The scandal was brought into Honduran living rooms through the courageous broadcasts of TV Globo’s David Romero, who displayed copies of the checks on the air. Romero also made other, more shocking revelations, including some that link this scandal to the Valles bust: Romero claims that officials with Honduras’s justice system confiscated a safe from the Valles that contained documents detailing other corrupt means that Hernández and the NP set up to fund themselves, but that these were covered up by the justice system.

These scandals have led to major protests (which are increasingly synchronized with protests in neighboring Guatemala) by tens of thousands, targeting corruption at all levels resulting in part from the collapse of Honduras’s institutions following the coup. Some of the dismantling was done by Hernández himself, when he headed up the congress prior to his 2013 presidential bid. Hernández oversaw the removal of four Supreme Court judges after they found to be unconstitutional a new law that would pave the way for “Zones for Employment and Economic Development” (ZEDEs), also known as “model cities”—libertarian utopias that policy makers, guided by the likes of Grover Norquist, Michael Reagan, and Milton Friedman’s grandkid (!), hope to scatter throughout the Honduras rainforest. Many basic constitutional and internationally guaranteed rights would officially not apply in the zones (think of them as a cross between Empire’s Workshop, Fordlandia, and the Shock Doctrine). The replacement judges did not object to the new legislation.

-.-.-

What the exercise asks: Continue the passage on corruption in Honduras and the "model cities" law, picking up after its final sentence.

-.-.-

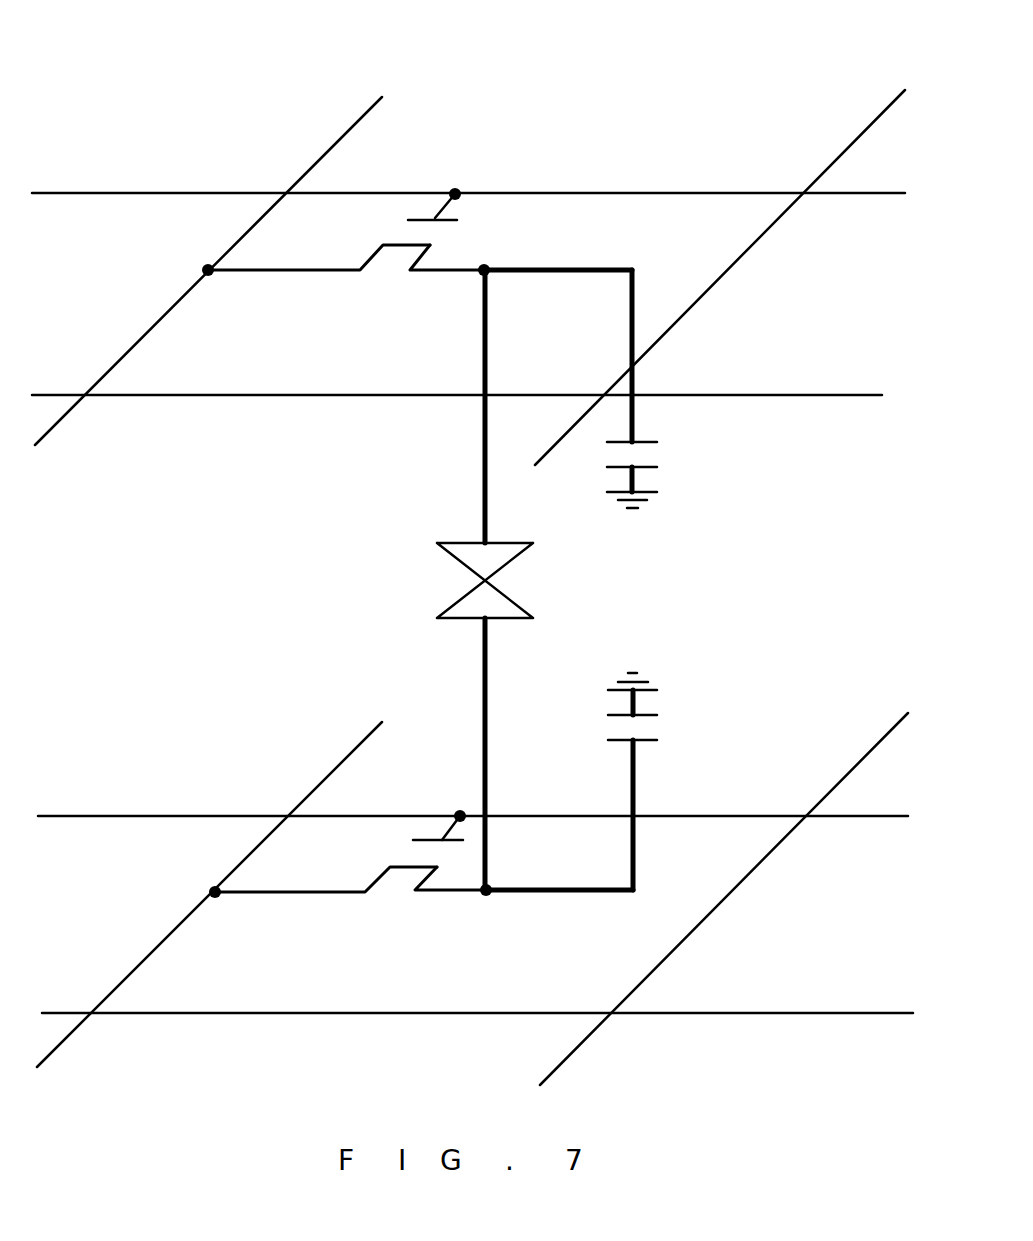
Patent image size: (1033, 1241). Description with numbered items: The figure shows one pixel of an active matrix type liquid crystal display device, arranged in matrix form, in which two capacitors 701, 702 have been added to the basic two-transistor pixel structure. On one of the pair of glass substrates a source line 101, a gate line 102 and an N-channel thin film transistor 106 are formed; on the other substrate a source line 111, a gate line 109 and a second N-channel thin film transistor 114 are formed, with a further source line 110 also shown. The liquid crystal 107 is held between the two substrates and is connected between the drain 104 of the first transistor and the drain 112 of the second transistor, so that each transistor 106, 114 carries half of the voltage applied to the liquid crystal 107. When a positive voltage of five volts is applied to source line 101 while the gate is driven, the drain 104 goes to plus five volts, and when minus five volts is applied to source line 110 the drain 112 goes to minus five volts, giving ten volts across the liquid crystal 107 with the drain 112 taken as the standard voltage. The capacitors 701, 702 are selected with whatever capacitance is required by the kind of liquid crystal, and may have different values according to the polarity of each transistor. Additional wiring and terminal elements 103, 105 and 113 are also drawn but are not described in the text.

The source line 101 is at (308, 167).
The gate line 102 is at (530, 193).
The first connection wire 103 is at (307, 272).
The drain 104 is at (457, 272).
The first switching transistor 105 is at (448, 207).
The thin film transistor 106 is at (422, 230).
The liquid crystal 107 is at (485, 592).
The gate line 109 is at (263, 813).
The source line 110 is at (92, 1013).
The source line 111 is at (313, 892).
The drain 112 is at (460, 892).
The second switching transistor 113 is at (448, 822).
The thin film transistor 114 is at (435, 850).
The capacitor 701 is at (630, 453).
The capacitor 702 is at (635, 722).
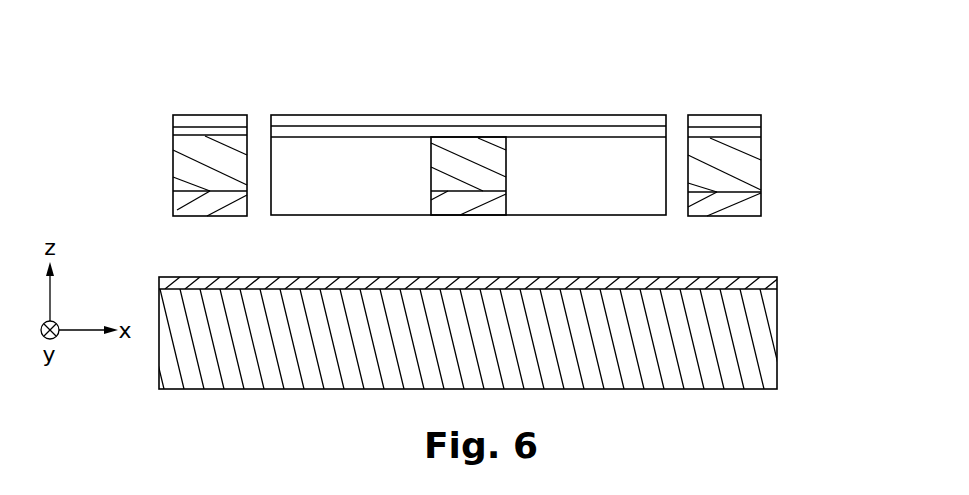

-.-.-

Output for this task:
Hernández admits his party is corrupt, but denied personal involvement. But potential witnesses against him are turning up dead.

As with protests in Guatemala (“feeling of liberty that did not exist before,” The New York Times reports one observer commenting) the current mood in Honduras in jubilant. “Everyone’s in a great mood.… The political humor and popular culture [are] exploding like the glory days of the Resistencia,” a US colleague says from Honduras, referring to the protests that followed the coup. Morale has no doubt been bolstered by the death last week of Honduras’s richest—and perhaps most powerful—man, Miguel Facussé Barjum. Facussé was notorious for his empire of land holdings used for palm oil plantations, tourism projects, and other ventures aimed at squeezing Honduran resources to gain foreign dollars.

Facussé, uncle of one of Honduras’s past presidents, was an important supporter of the 2009 military coup. That coup was about many things, one of which was a massive land grab. In its wake, Facussé made use of the military, and subsequent election of right-wing National Party governments (both via highly dubious electoral processes) to reverse gains made by campesinos and Afro-indigenous communities who had achieved legal claim to lands that Facusse coveted. That dispossession involved the International Finance Corporation, the business investment arm of the World Bank, which supported Facussé’s Dinant Corporation.

The bloody conflict in Honduras’s Aguán Valley has claimed the lives of over 100 campesinos, and is the subject of a gripping new documentary film (available online here) by the terrific journalist Jesse Freeston, called Resistencia: The Fight for the Aguán Valley.

Washington’s response to all of this is the Plan for the Alliance for Prosperity, showcased in a NYT op-ed by Joe Biden that held up Plan Colombia as the model. It’s really just the next stage in the “security corridor” the United States is building, running from Colombia through Central America to Mexico: a perfect machine of perpetual war. We might chuckle at the libertarian dream of starting year zero in Honduras, but, really, what the Obama administration is implementing is different only in scale: all of Central America as opposed to a few start-up cities.